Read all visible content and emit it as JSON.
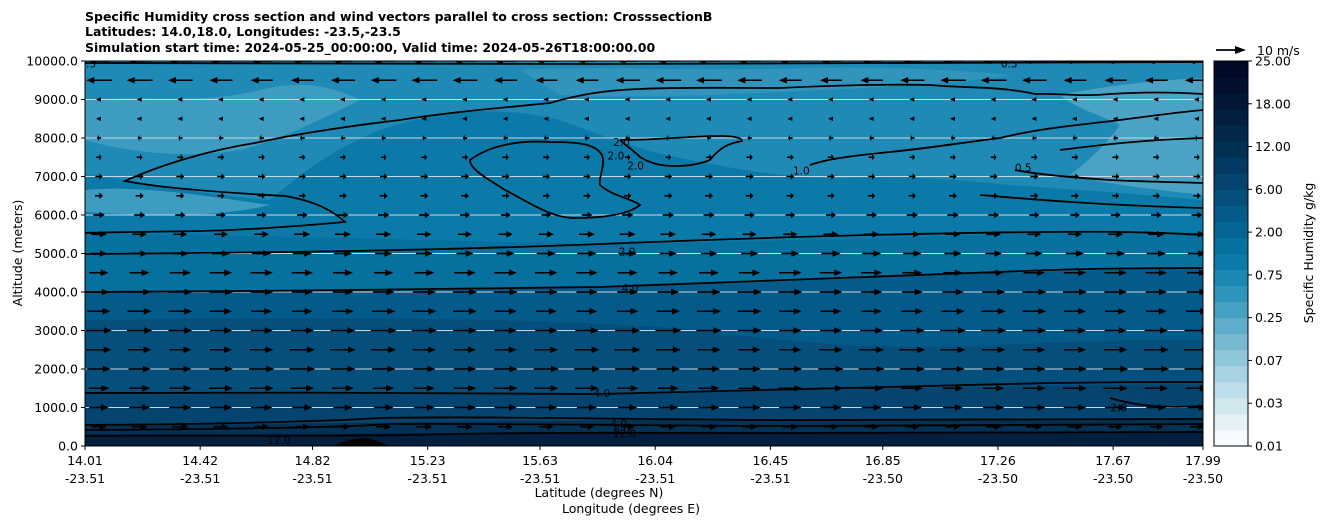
{
  "chart_data": {
    "type": "filled-contour",
    "title_lines": [
      "Specific Humidity cross section and wind vectors parallel to cross section: CrosssectionB",
      "Latitudes: 14.0,18.0, Longitudes: -23.5,-23.5",
      "Simulation start time: 2024-05-25_00:00:00, Valid time: 2024-05-26T18:00:00.00"
    ],
    "ylabel": "Altitude (meters)",
    "xlabel_lines": [
      "Latitude (degrees N)",
      "Longitude (degrees E)"
    ],
    "ylim": [
      0,
      10000
    ],
    "y_ticks": [
      "0.0",
      "1000.0",
      "2000.0",
      "3000.0",
      "4000.0",
      "5000.0",
      "6000.0",
      "7000.0",
      "8000.0",
      "9000.0",
      "10000.0"
    ],
    "x_ticks": [
      {
        "lat": "14.01",
        "lon": "-23.51"
      },
      {
        "lat": "14.42",
        "lon": "-23.51"
      },
      {
        "lat": "14.82",
        "lon": "-23.51"
      },
      {
        "lat": "15.23",
        "lon": "-23.51"
      },
      {
        "lat": "15.63",
        "lon": "-23.51"
      },
      {
        "lat": "16.04",
        "lon": "-23.51"
      },
      {
        "lat": "16.45",
        "lon": "-23.51"
      },
      {
        "lat": "16.85",
        "lon": "-23.50"
      },
      {
        "lat": "17.26",
        "lon": "-23.50"
      },
      {
        "lat": "17.67",
        "lon": "-23.50"
      },
      {
        "lat": "17.99",
        "lon": "-23.50"
      }
    ],
    "grid": "horizontal",
    "colorbar": {
      "label": "Specific Humidity g/kg",
      "tick_labels": [
        "0.01",
        "0.03",
        "0.07",
        "0.25",
        "0.75",
        "2.00",
        "6.00",
        "12.00",
        "18.00",
        "25.00"
      ],
      "colors": [
        "#f7fbff",
        "#e6f1f5",
        "#d2e8ef",
        "#bcdde9",
        "#a6d2e2",
        "#8fc6da",
        "#78b9d2",
        "#5fadca",
        "#46a0c2",
        "#2f94bb",
        "#1b87b2",
        "#0b7aa8",
        "#06709f",
        "#056594",
        "#045a88",
        "#044f7c",
        "#04446f",
        "#033a63",
        "#023156",
        "#02284a",
        "#021f40",
        "#021737",
        "#020f2e",
        "#010a26"
      ]
    },
    "quiver_key": {
      "label": "10 m/s"
    },
    "contour_labels": [
      {
        "text": "0.5",
        "x": 14.02,
        "y": 9930
      },
      {
        "text": "0.5",
        "x": 17.3,
        "y": 9930
      },
      {
        "text": "2.0",
        "x": 15.92,
        "y": 7900
      },
      {
        "text": "2.0",
        "x": 15.9,
        "y": 7550
      },
      {
        "text": "2.0",
        "x": 15.97,
        "y": 7280
      },
      {
        "text": "1.0",
        "x": 16.56,
        "y": 7150
      },
      {
        "text": "0.5",
        "x": 17.35,
        "y": 7230
      },
      {
        "text": "2.0",
        "x": 15.94,
        "y": 5050
      },
      {
        "text": "4.0",
        "x": 15.95,
        "y": 4100
      },
      {
        "text": "4.0",
        "x": 15.85,
        "y": 1380
      },
      {
        "text": "2.0",
        "x": 17.69,
        "y": 1000
      },
      {
        "text": "4.0",
        "x": 15.91,
        "y": 580
      },
      {
        "text": "6.0",
        "x": 15.92,
        "y": 430
      },
      {
        "text": "12.0",
        "x": 15.93,
        "y": 330
      },
      {
        "text": "12.0",
        "x": 14.7,
        "y": 150
      }
    ],
    "terrain": [
      [
        15.0,
        0
      ],
      [
        15.13,
        0
      ]
    ],
    "wind_rows": [
      {
        "y": 10000,
        "u": -7
      },
      {
        "y": 9500,
        "u": -8
      },
      {
        "y": 9000,
        "u": -1
      },
      {
        "y": 8500,
        "u": -1
      },
      {
        "y": 8000,
        "u": -1.5
      },
      {
        "y": 7500,
        "u": 2
      },
      {
        "y": 7000,
        "u": 2.5
      },
      {
        "y": 6500,
        "u": 2.5
      },
      {
        "y": 6000,
        "u": 3.5
      },
      {
        "y": 5500,
        "u": 5
      },
      {
        "y": 5000,
        "u": 6
      },
      {
        "y": 4500,
        "u": 7
      },
      {
        "y": 4000,
        "u": 7.5
      },
      {
        "y": 3500,
        "u": 7.5
      },
      {
        "y": 3000,
        "u": 8
      },
      {
        "y": 2500,
        "u": 8
      },
      {
        "y": 2000,
        "u": 8
      },
      {
        "y": 1500,
        "u": 7.5
      },
      {
        "y": 1000,
        "u": 7
      },
      {
        "y": 500,
        "u": 5
      }
    ]
  }
}
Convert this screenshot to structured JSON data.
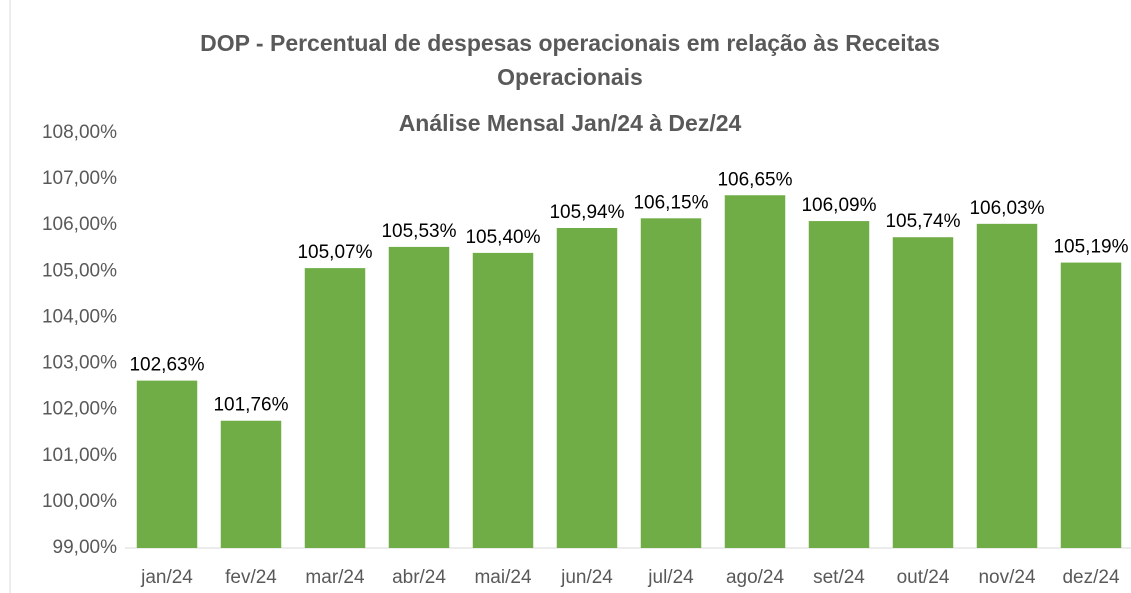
{
  "chart_data": {
    "type": "bar",
    "title": "DOP - Percentual de despesas operacionais em relação às Receitas Operacionais",
    "subtitle": "Análise Mensal Jan/24 à Dez/24",
    "categories": [
      "jan/24",
      "fev/24",
      "mar/24",
      "abr/24",
      "mai/24",
      "jun/24",
      "jul/24",
      "ago/24",
      "set/24",
      "out/24",
      "nov/24",
      "dez/24"
    ],
    "values": [
      102.63,
      101.76,
      105.07,
      105.53,
      105.4,
      105.94,
      106.15,
      106.65,
      106.09,
      105.74,
      106.03,
      105.19
    ],
    "value_labels": [
      "102,63%",
      "101,76%",
      "105,07%",
      "105,53%",
      "105,40%",
      "105,94%",
      "106,15%",
      "106,65%",
      "106,09%",
      "105,74%",
      "106,03%",
      "105,19%"
    ],
    "color": "#70ad47",
    "ylim": [
      99,
      108
    ],
    "yticks": [
      {
        "value": 99,
        "label": "99,00%"
      },
      {
        "value": 100,
        "label": "100,00%"
      },
      {
        "value": 101,
        "label": "101,00%"
      },
      {
        "value": 102,
        "label": "102,00%"
      },
      {
        "value": 103,
        "label": "103,00%"
      },
      {
        "value": 104,
        "label": "104,00%"
      },
      {
        "value": 105,
        "label": "105,00%"
      },
      {
        "value": 106,
        "label": "106,00%"
      },
      {
        "value": 107,
        "label": "107,00%"
      },
      {
        "value": 108,
        "label": "108,00%"
      }
    ],
    "grid": false
  }
}
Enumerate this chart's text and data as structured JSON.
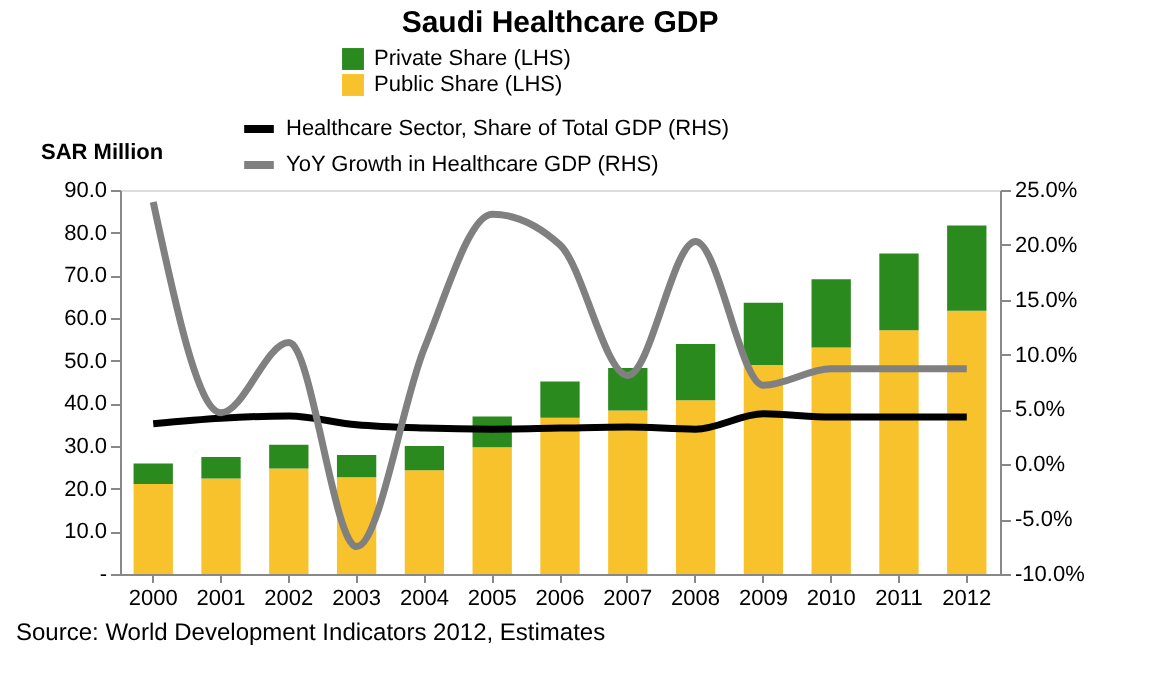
{
  "chart_data": {
    "type": "bar",
    "title": "Saudi Healthcare GDP",
    "ylabel": "SAR Million",
    "stacked": true,
    "legend": "top",
    "grid": false,
    "categories": [
      "2000",
      "2001",
      "2002",
      "2003",
      "2004",
      "2005",
      "2006",
      "2007",
      "2008",
      "2009",
      "2010",
      "2011",
      "2012"
    ],
    "ylim": [
      0,
      90
    ],
    "yticks": [
      {
        "value": 0,
        "label": "-"
      },
      {
        "value": 10,
        "label": "10.0"
      },
      {
        "value": 20,
        "label": "20.0"
      },
      {
        "value": 30,
        "label": "30.0"
      },
      {
        "value": 40,
        "label": "40.0"
      },
      {
        "value": 50,
        "label": "50.0"
      },
      {
        "value": 60,
        "label": "60.0"
      },
      {
        "value": 70,
        "label": "70.0"
      },
      {
        "value": 80,
        "label": "80.0"
      },
      {
        "value": 90,
        "label": "90.0"
      }
    ],
    "y2lim": [
      -10,
      25
    ],
    "y2ticks": [
      {
        "value": -10,
        "label": "-10.0%"
      },
      {
        "value": -5,
        "label": "-5.0%"
      },
      {
        "value": 0,
        "label": "0.0%"
      },
      {
        "value": 5,
        "label": "5.0%"
      },
      {
        "value": 10,
        "label": "10.0%"
      },
      {
        "value": 15,
        "label": "15.0%"
      },
      {
        "value": 20,
        "label": "20.0%"
      },
      {
        "value": 25,
        "label": "25.0%"
      }
    ],
    "series": [
      {
        "name": "Public Share (LHS)",
        "color": "#f8c22c",
        "values": [
          21.1,
          22.4,
          24.7,
          22.7,
          24.3,
          29.7,
          36.6,
          38.3,
          40.7,
          49.0,
          53.1,
          57.1,
          61.7
        ]
      },
      {
        "name": "Private Share (LHS)",
        "color": "#2a8a1e",
        "values": [
          4.8,
          5.0,
          5.6,
          5.2,
          5.7,
          7.2,
          8.5,
          10.0,
          13.2,
          14.6,
          16.0,
          18.0,
          20.0
        ]
      },
      {
        "name": "Healthcare Sector, Share of Total GDP (RHS)",
        "type": "line",
        "axis": "y2",
        "color": "#000000",
        "values": [
          3.7,
          4.2,
          4.4,
          3.6,
          3.3,
          3.2,
          3.3,
          3.4,
          3.2,
          4.6,
          4.3,
          4.3,
          4.3
        ]
      },
      {
        "name": "YoY Growth in Healthcare GDP (RHS)",
        "type": "line",
        "axis": "y2",
        "color": "#808080",
        "values": [
          23.9,
          4.7,
          11.1,
          -7.5,
          10.6,
          22.8,
          20.0,
          8.1,
          20.3,
          7.2,
          8.7,
          8.7,
          8.7
        ]
      }
    ],
    "annotations": [
      "Source: World Development Indicators 2012, Estimates"
    ]
  }
}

• **Set exercise**
Read through the lines above and collect those that contain the string "name".

• **Reply to the exercise**
        "name": "Public Share (LHS)",
        "name": "Private Share (LHS)",
        "name": "Healthcare Sector, Share of Total GDP (RHS)",
        "name": "YoY Growth in Healthcare GDP (RHS)",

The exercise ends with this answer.